SHORT EXERCISE -> Echo the material word for word, beginning at the line that contains "dialog-subtitle: http://127.0.0.1:5500 wants" and continuing through the line that contains "back-button[interactable] <box>16 12", with both of those lines included.

+===+

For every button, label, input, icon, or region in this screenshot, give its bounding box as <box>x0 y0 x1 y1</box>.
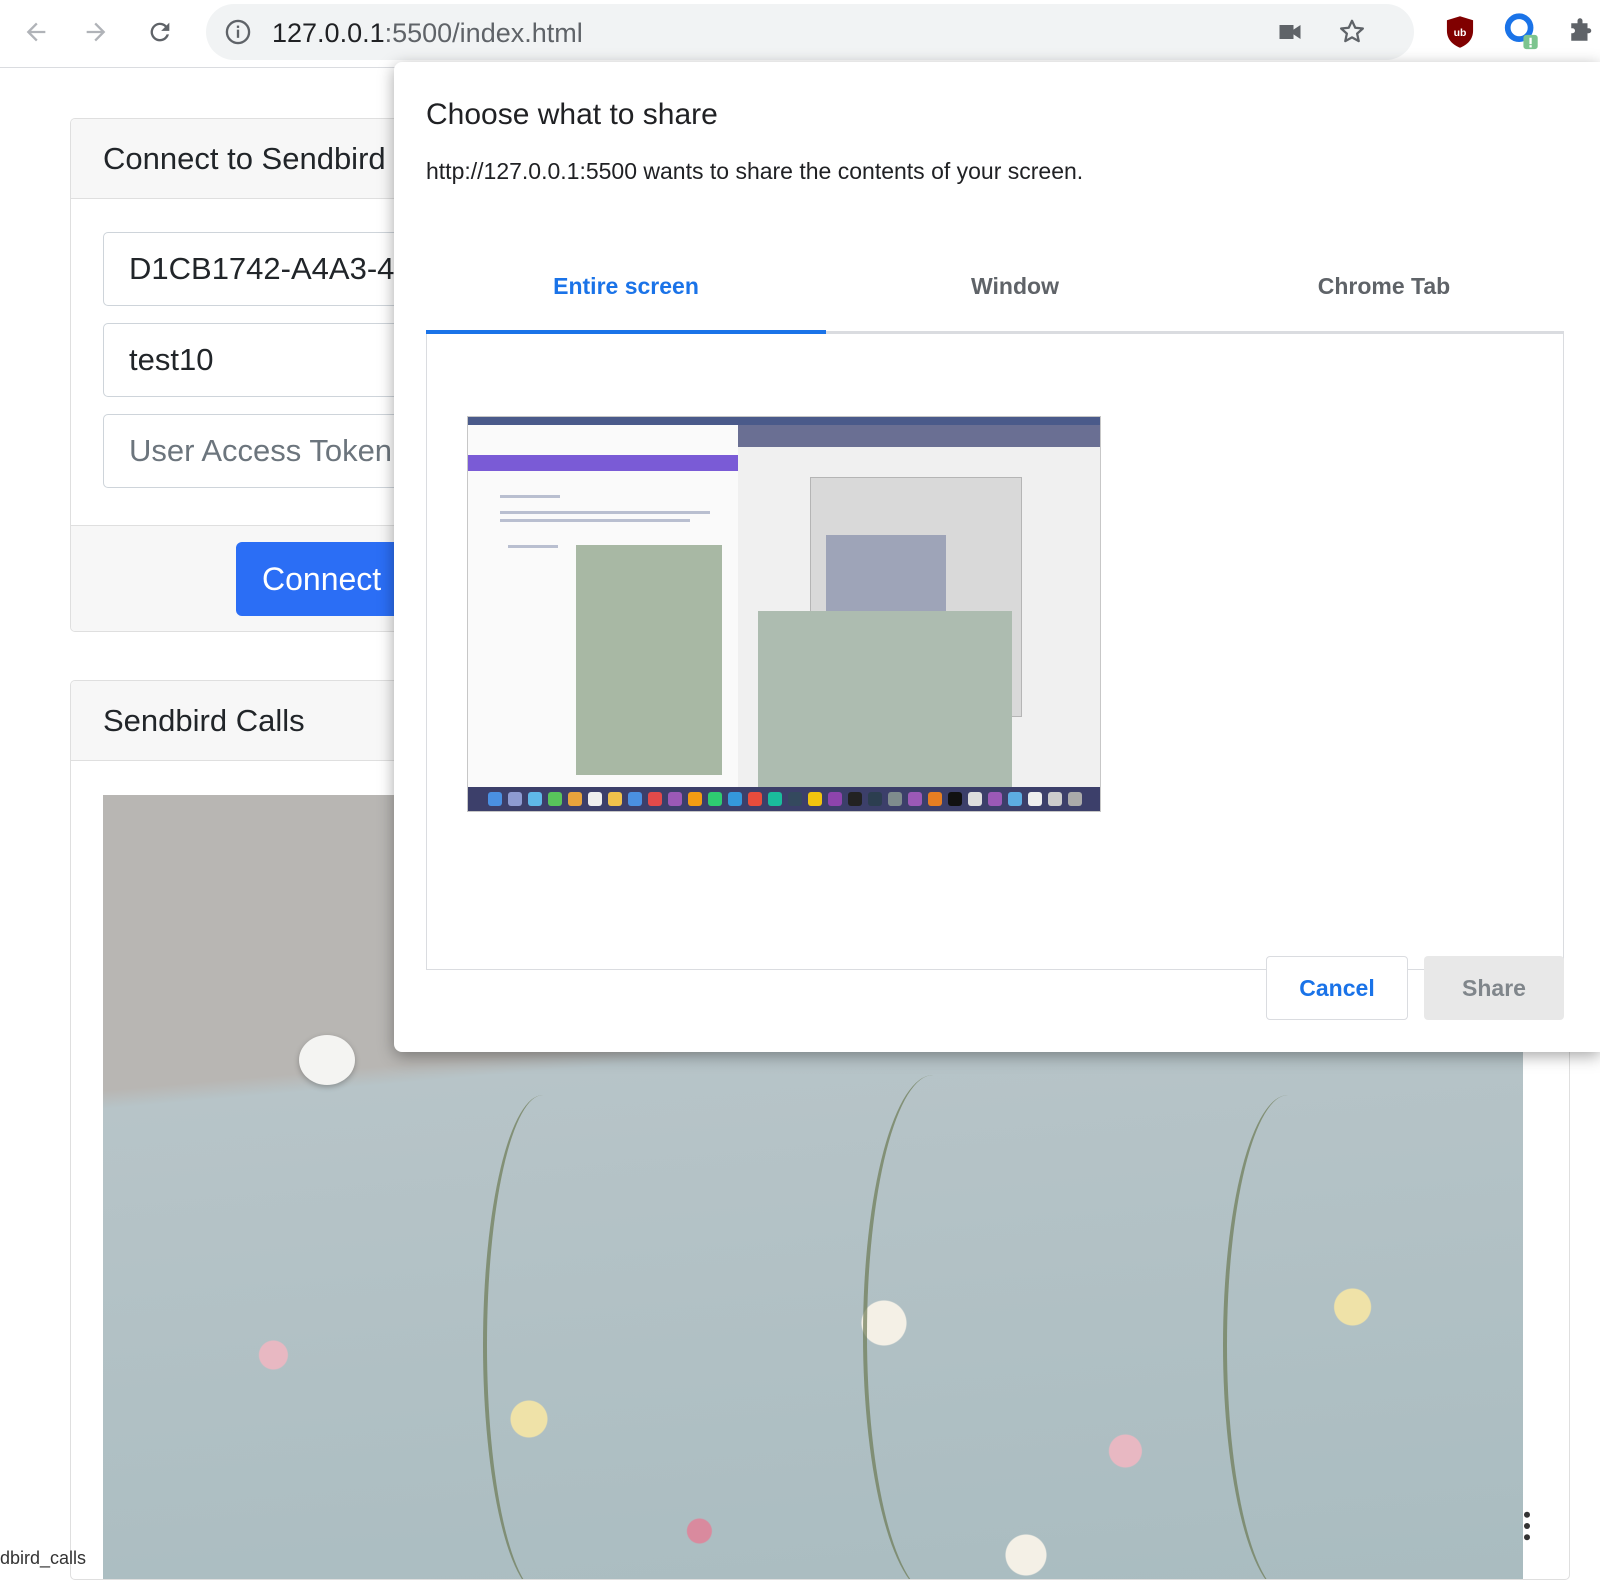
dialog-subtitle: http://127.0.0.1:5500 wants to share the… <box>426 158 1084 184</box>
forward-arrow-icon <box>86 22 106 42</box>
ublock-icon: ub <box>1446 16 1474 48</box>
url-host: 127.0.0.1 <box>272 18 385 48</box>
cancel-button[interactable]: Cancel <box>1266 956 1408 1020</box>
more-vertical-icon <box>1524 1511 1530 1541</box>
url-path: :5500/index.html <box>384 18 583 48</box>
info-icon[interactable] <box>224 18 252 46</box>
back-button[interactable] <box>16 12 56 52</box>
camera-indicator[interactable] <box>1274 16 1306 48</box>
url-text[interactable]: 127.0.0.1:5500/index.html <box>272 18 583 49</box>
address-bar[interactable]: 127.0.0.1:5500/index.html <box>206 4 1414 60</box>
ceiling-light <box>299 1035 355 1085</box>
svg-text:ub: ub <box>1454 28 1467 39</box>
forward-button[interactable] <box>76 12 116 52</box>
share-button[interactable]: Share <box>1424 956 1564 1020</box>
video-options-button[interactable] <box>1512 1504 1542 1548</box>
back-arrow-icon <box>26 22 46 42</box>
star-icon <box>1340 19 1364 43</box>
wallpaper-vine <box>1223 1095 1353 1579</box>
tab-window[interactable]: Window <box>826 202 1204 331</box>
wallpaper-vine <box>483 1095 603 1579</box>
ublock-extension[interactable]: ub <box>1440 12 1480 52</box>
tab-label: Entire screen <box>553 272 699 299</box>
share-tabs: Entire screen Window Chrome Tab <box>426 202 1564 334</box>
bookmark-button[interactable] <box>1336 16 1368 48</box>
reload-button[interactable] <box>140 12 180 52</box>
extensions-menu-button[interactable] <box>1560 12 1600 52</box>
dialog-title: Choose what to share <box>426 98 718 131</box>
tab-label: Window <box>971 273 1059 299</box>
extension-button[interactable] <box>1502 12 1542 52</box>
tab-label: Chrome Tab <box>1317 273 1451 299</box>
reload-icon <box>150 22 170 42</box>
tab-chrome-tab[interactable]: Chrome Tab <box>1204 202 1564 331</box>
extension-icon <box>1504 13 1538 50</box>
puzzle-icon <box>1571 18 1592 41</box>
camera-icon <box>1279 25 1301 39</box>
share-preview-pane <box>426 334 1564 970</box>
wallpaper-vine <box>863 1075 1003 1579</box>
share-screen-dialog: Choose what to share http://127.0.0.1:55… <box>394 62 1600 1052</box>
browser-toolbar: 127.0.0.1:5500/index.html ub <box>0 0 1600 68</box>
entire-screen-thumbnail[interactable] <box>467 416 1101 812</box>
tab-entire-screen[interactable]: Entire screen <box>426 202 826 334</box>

+===+

ANSWER TO THE TASK ->
dialog-subtitle: http://127.0.0.1:5500 wants to share the… <box>426 158 1084 184</box>
forward-arrow-icon <box>86 22 106 42</box>
ublock-icon: ub <box>1446 16 1474 48</box>
url-host: 127.0.0.1 <box>272 18 385 48</box>
cancel-button[interactable]: Cancel <box>1266 956 1408 1020</box>
more-vertical-icon <box>1524 1511 1530 1541</box>
url-path: :5500/index.html <box>384 18 583 48</box>
info-icon[interactable] <box>224 18 252 46</box>
back-button[interactable] <box>16 12 56 52</box>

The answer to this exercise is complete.